● RECORDS SUPPLIED
+ + +

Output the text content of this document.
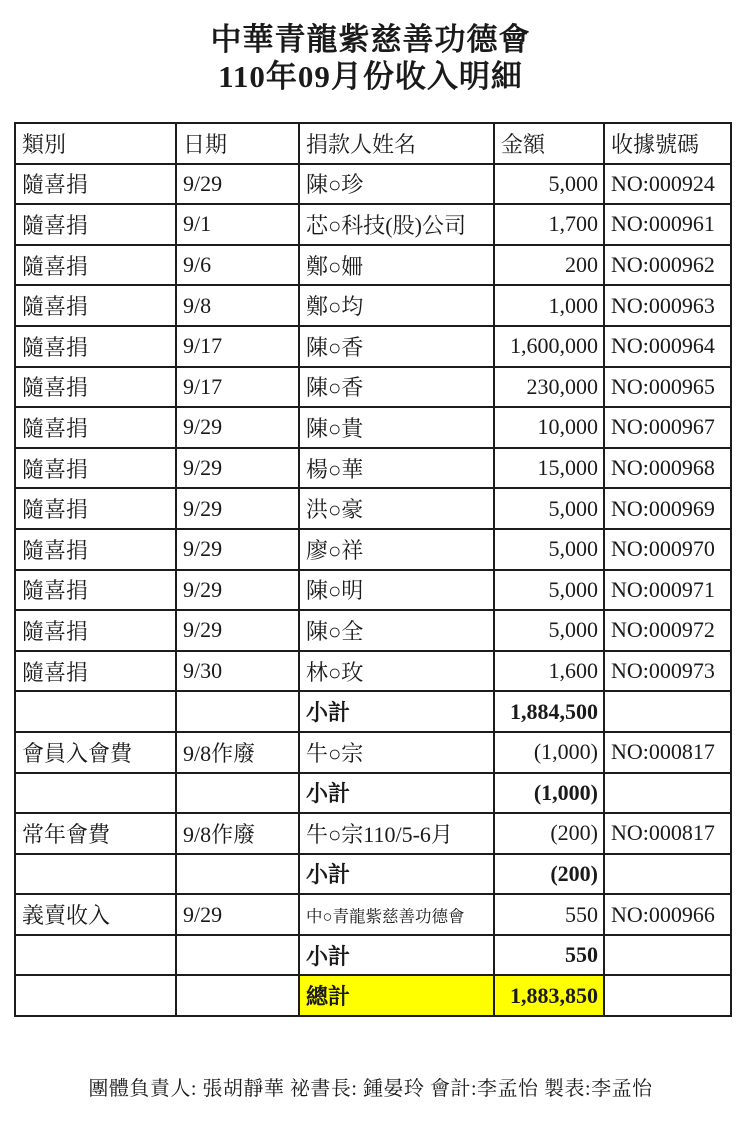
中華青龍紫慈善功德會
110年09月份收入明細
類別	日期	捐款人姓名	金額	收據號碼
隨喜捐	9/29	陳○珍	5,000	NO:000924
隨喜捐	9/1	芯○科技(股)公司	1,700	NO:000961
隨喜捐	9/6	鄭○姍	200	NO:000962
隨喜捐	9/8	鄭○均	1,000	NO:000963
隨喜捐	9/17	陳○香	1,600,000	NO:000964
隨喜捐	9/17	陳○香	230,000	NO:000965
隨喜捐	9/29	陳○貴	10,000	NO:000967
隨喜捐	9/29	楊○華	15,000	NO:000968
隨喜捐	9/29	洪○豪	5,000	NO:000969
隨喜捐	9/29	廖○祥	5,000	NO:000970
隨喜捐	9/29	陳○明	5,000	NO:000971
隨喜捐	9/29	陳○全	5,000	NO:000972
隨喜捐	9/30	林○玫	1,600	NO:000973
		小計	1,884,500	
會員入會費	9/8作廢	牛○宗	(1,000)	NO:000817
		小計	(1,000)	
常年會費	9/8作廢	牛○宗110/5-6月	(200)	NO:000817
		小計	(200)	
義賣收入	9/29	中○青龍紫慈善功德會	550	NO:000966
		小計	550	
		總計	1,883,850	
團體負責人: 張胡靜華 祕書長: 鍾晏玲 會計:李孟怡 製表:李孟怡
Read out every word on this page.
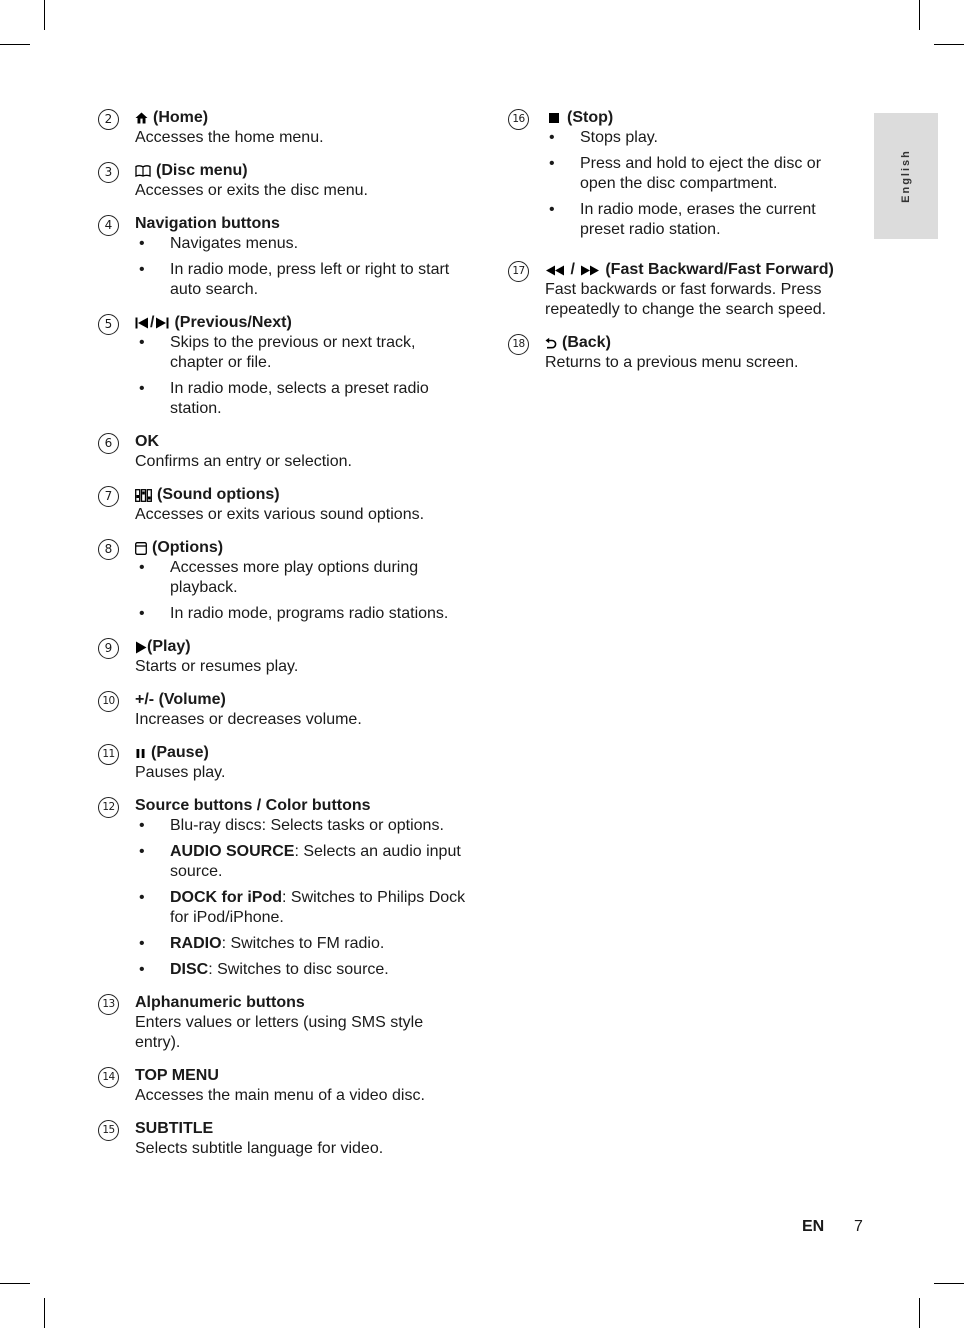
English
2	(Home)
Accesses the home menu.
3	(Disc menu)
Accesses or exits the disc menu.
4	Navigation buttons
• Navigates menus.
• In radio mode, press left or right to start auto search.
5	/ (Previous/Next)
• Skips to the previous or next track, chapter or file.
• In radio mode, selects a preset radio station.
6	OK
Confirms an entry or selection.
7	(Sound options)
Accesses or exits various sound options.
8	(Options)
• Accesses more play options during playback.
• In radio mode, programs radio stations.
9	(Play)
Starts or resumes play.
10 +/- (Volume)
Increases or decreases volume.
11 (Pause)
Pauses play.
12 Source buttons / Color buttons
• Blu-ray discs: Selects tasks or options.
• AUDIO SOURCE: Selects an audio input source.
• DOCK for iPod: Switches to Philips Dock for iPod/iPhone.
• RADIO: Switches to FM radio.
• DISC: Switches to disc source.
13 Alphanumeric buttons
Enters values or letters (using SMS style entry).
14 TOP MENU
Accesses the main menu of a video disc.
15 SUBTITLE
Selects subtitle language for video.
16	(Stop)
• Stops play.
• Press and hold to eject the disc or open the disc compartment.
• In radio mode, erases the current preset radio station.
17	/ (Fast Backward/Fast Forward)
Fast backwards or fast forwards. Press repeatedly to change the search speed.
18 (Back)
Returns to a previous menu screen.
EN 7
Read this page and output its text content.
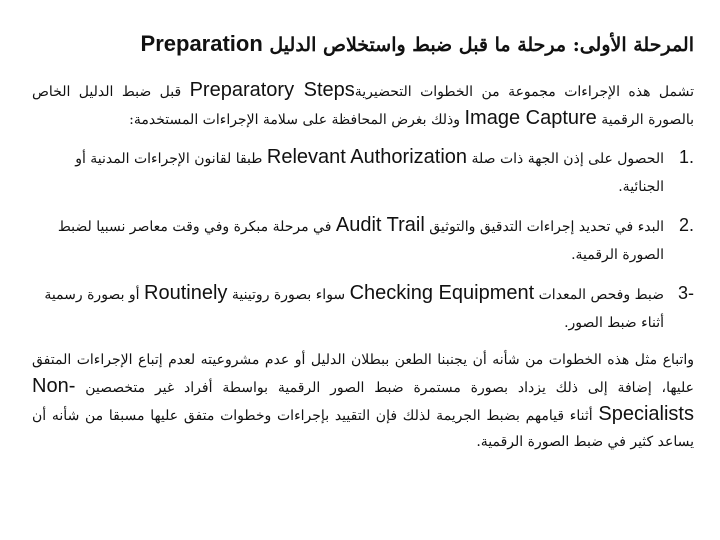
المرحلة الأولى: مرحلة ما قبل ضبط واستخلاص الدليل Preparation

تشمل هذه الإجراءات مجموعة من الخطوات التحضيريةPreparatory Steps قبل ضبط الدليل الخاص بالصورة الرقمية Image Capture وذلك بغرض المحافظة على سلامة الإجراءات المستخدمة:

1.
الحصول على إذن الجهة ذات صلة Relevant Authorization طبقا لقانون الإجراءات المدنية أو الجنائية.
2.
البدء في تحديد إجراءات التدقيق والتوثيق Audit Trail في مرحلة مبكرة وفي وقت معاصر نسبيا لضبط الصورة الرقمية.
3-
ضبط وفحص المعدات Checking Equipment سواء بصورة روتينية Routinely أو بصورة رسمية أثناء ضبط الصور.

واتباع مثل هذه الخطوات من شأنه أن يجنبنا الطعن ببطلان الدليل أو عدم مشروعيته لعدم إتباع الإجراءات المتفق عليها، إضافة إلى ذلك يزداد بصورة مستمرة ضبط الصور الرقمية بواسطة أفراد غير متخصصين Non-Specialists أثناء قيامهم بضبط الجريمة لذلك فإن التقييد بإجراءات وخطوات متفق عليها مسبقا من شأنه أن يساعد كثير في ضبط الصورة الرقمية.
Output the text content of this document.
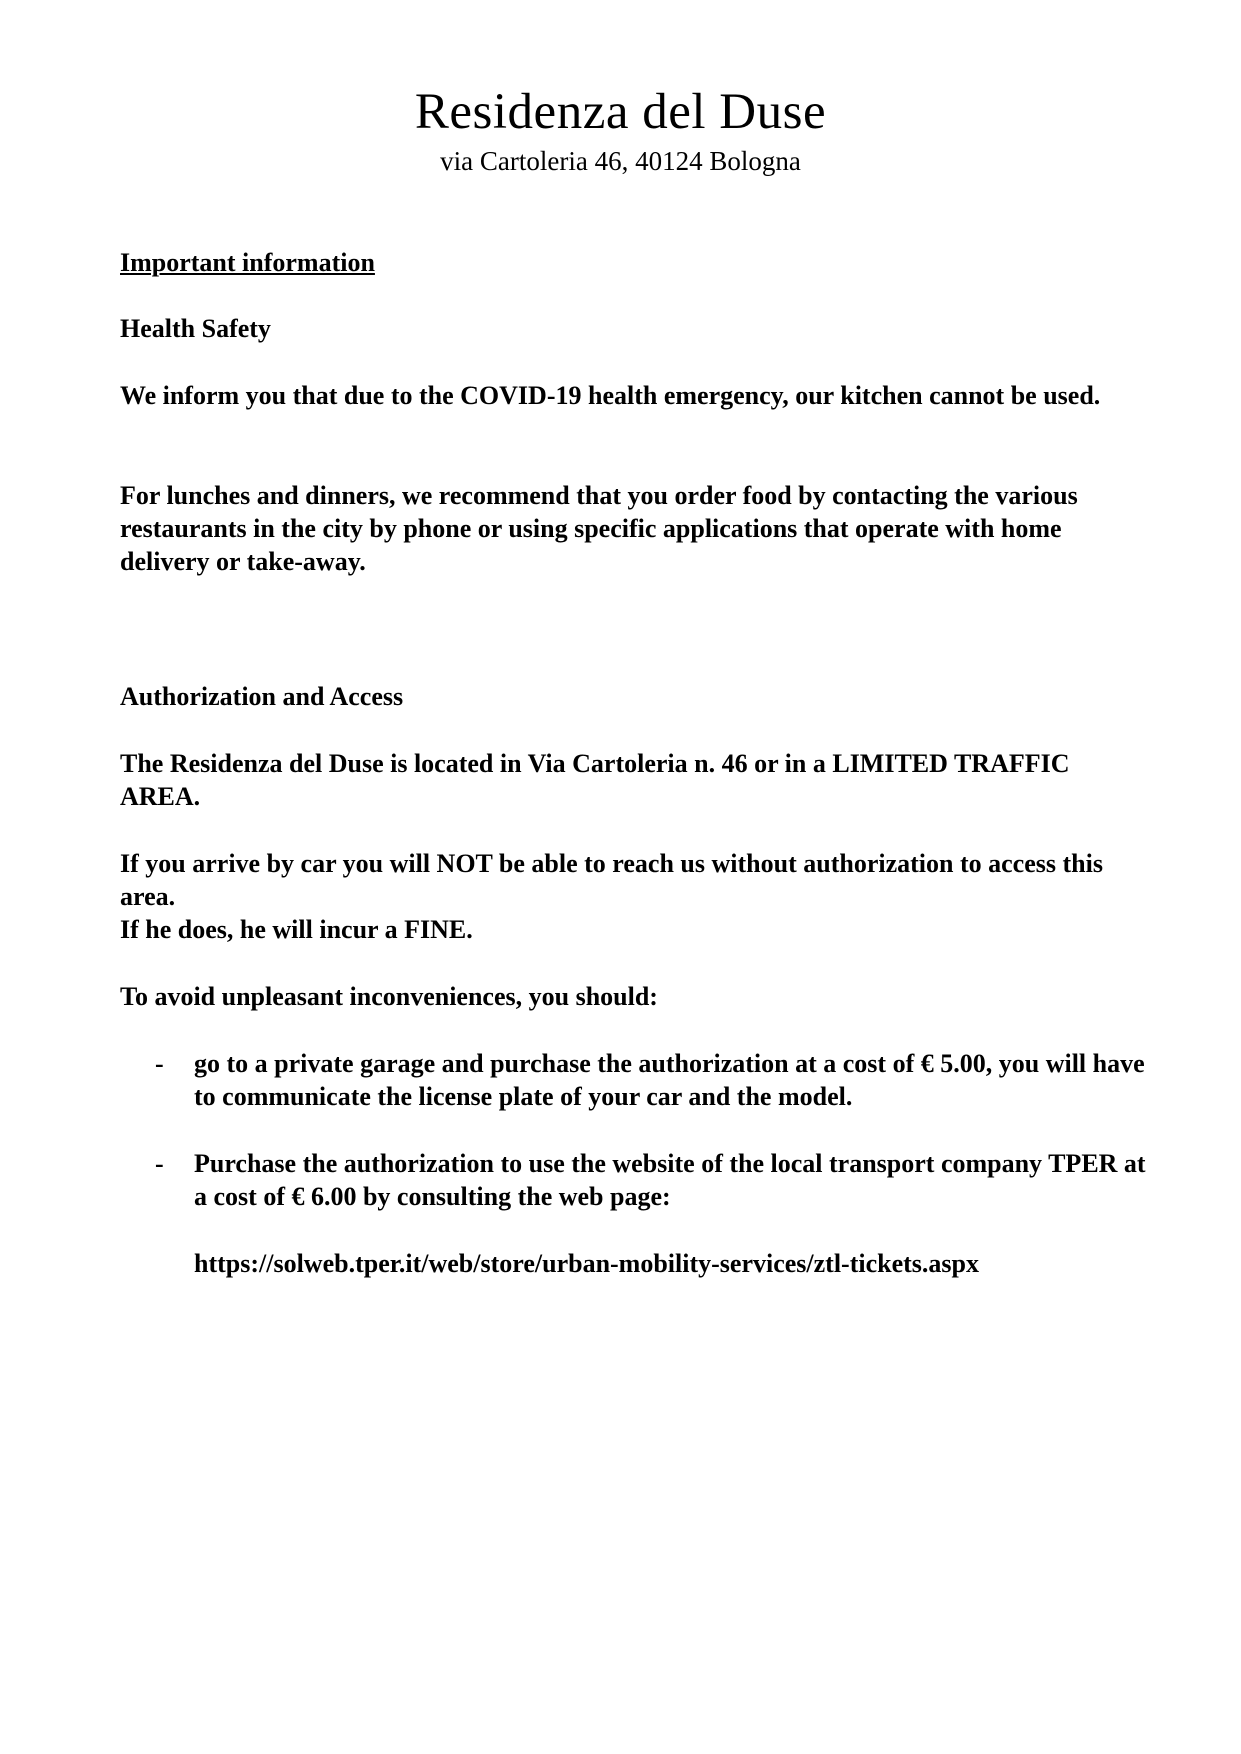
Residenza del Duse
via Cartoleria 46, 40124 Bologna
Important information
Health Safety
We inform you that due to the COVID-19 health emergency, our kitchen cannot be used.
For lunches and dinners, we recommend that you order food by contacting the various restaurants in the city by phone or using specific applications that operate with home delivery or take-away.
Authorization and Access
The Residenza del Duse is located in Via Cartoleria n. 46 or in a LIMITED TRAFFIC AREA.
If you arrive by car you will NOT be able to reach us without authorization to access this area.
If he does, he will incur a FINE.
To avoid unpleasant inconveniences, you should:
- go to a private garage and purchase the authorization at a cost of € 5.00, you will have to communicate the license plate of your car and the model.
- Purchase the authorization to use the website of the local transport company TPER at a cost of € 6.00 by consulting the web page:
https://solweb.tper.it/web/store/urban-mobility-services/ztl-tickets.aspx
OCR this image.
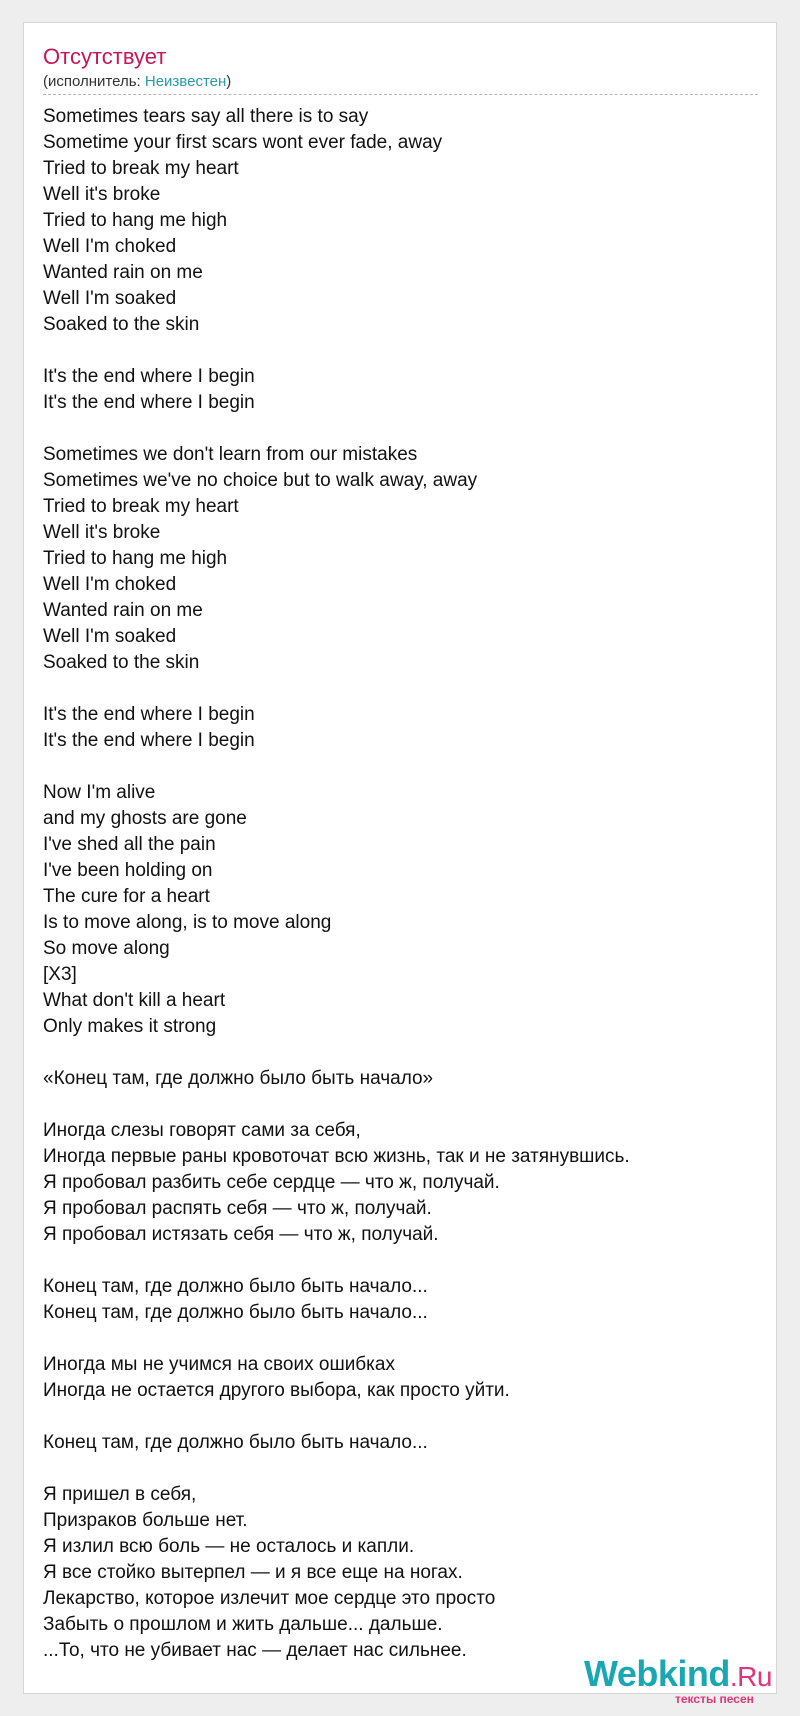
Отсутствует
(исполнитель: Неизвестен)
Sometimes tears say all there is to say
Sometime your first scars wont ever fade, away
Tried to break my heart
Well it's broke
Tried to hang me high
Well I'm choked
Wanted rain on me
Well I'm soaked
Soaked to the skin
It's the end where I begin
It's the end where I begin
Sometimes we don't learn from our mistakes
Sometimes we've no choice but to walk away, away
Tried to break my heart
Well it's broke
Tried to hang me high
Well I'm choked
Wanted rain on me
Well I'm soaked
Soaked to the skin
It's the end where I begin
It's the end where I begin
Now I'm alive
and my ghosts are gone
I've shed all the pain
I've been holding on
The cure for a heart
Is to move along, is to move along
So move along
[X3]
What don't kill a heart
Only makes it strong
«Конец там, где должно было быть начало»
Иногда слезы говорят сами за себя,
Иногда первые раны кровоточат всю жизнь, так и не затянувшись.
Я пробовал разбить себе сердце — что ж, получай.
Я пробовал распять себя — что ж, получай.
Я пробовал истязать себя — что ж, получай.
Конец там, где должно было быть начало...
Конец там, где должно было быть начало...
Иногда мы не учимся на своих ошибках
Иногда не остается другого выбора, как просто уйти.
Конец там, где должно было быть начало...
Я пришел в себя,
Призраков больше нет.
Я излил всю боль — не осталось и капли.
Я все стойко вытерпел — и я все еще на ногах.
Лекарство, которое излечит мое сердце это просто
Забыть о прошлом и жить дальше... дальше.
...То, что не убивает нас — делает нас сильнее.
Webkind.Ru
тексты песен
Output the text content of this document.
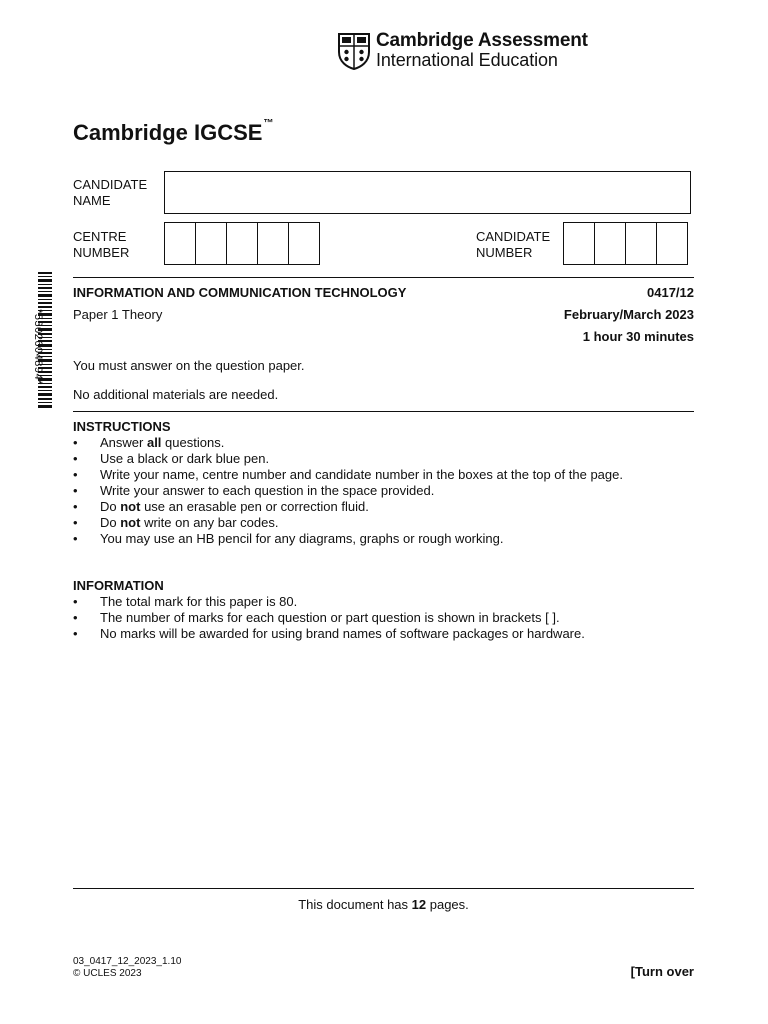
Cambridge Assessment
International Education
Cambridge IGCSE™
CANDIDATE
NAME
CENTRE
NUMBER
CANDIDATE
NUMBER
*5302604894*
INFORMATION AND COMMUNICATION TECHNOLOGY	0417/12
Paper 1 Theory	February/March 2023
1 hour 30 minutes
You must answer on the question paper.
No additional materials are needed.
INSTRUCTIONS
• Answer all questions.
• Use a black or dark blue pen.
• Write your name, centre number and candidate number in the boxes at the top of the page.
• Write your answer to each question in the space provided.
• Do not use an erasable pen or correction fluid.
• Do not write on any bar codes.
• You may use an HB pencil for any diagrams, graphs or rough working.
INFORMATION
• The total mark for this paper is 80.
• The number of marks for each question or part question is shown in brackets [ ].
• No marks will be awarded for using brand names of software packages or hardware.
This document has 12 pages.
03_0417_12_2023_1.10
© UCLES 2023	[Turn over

+ + +

● AIM
Say how many lines contain the string "сердце", giving nothing but the count.

● SOLUTION TO THIS EXERCISE
2